• EXERCISE OBJECTIVE
Copy every line of the listing below exactly, but leave out the picture.

[Records from a collection]
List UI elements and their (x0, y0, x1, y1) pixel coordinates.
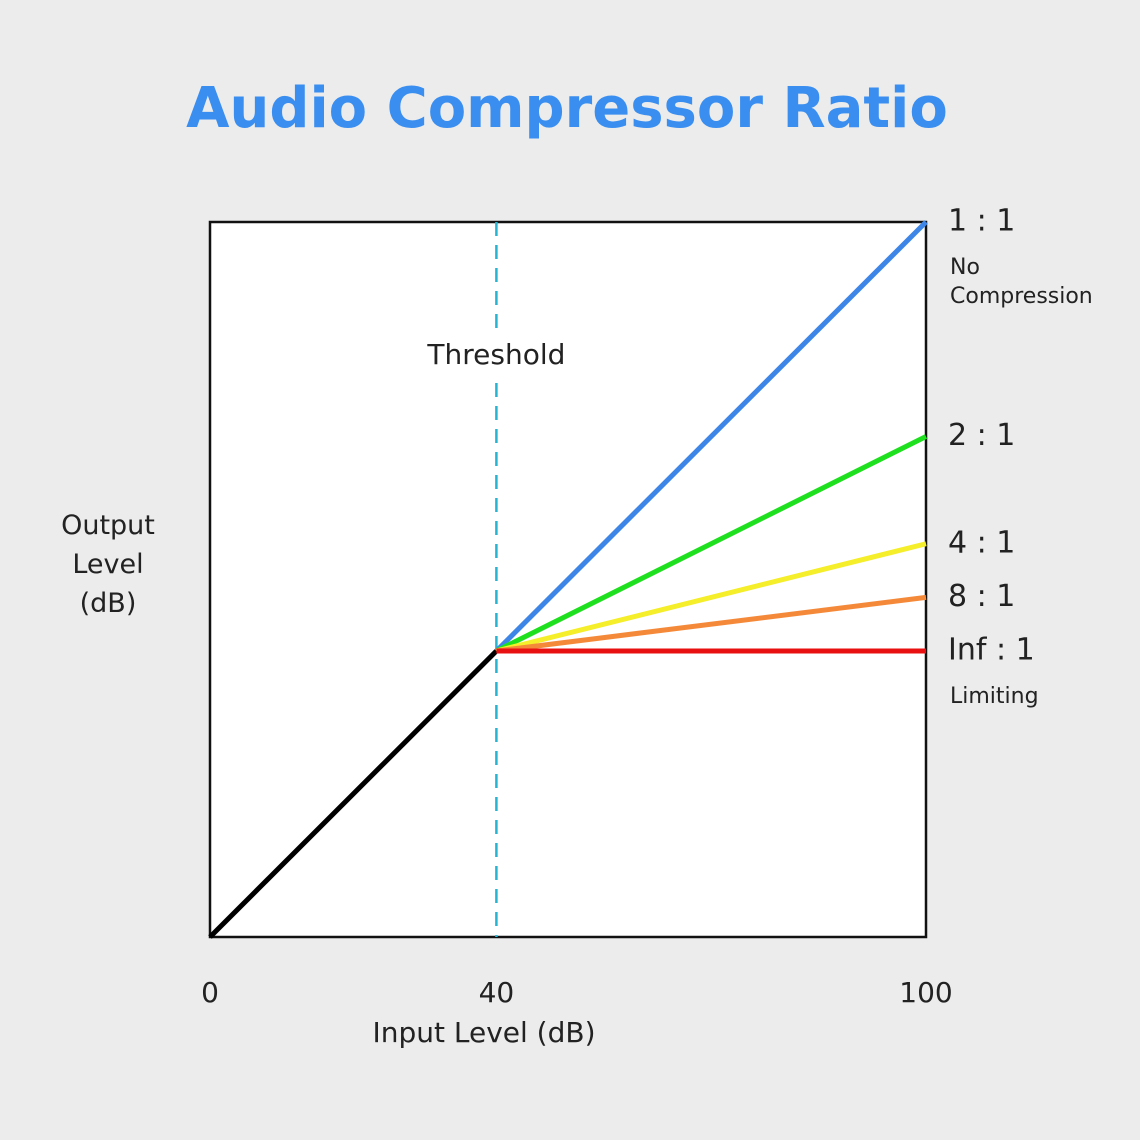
x-tick-label: 0 (201, 976, 219, 1009)
x-axis-label: Input Level (dB) (372, 1016, 595, 1049)
threshold-label: Threshold (426, 338, 565, 371)
series-note: No Compression (950, 255, 1093, 309)
series-line (495, 541, 927, 654)
legend-label: Inf : 1 (948, 633, 1035, 668)
x-tick-label: 100 (899, 976, 952, 1009)
legend-label: 2 : 1 (948, 418, 1015, 453)
legend-label: 1 : 1 (948, 204, 1015, 239)
legend-label: 8 : 1 (948, 579, 1015, 614)
series-line (208, 649, 499, 939)
series-line (496, 594, 927, 654)
series-note: Limiting (950, 684, 1039, 709)
x-tick-label: 40 (479, 976, 515, 1009)
legend-label: 4 : 1 (948, 525, 1015, 560)
series-line (495, 434, 928, 654)
y-axis-label: Output Level (dB) (61, 510, 155, 620)
threshold-label-bg (418, 336, 575, 376)
chart-title: Audio Compressor Ratio (186, 76, 948, 141)
series-line (494, 220, 928, 653)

• RIGHT ANSWER
List UI elements and their (x0, y0, x1, y1) pixel coordinates.
x-tick-label: 0 (201, 976, 219, 1009)
x-axis-label: Input Level (dB) (372, 1016, 595, 1049)
threshold-label: Threshold (426, 338, 565, 371)
series-note: No Compression (950, 255, 1093, 309)
series-line (495, 541, 927, 654)
legend-label: Inf : 1 (948, 633, 1035, 668)
x-tick-label: 100 (899, 976, 952, 1009)
legend-label: 2 : 1 (948, 418, 1015, 453)
legend-label: 1 : 1 (948, 204, 1015, 239)
legend-label: 8 : 1 (948, 579, 1015, 614)
series-line (208, 649, 499, 939)
series-line (496, 594, 927, 654)
series-note: Limiting (950, 684, 1039, 709)
x-tick-label: 40 (479, 976, 515, 1009)
legend-label: 4 : 1 (948, 525, 1015, 560)
series-line (495, 434, 928, 654)
y-axis-label: Output Level (dB) (61, 510, 155, 620)
threshold-label-bg (418, 336, 575, 376)
chart-title: Audio Compressor Ratio (186, 76, 948, 141)
series-line (494, 220, 928, 653)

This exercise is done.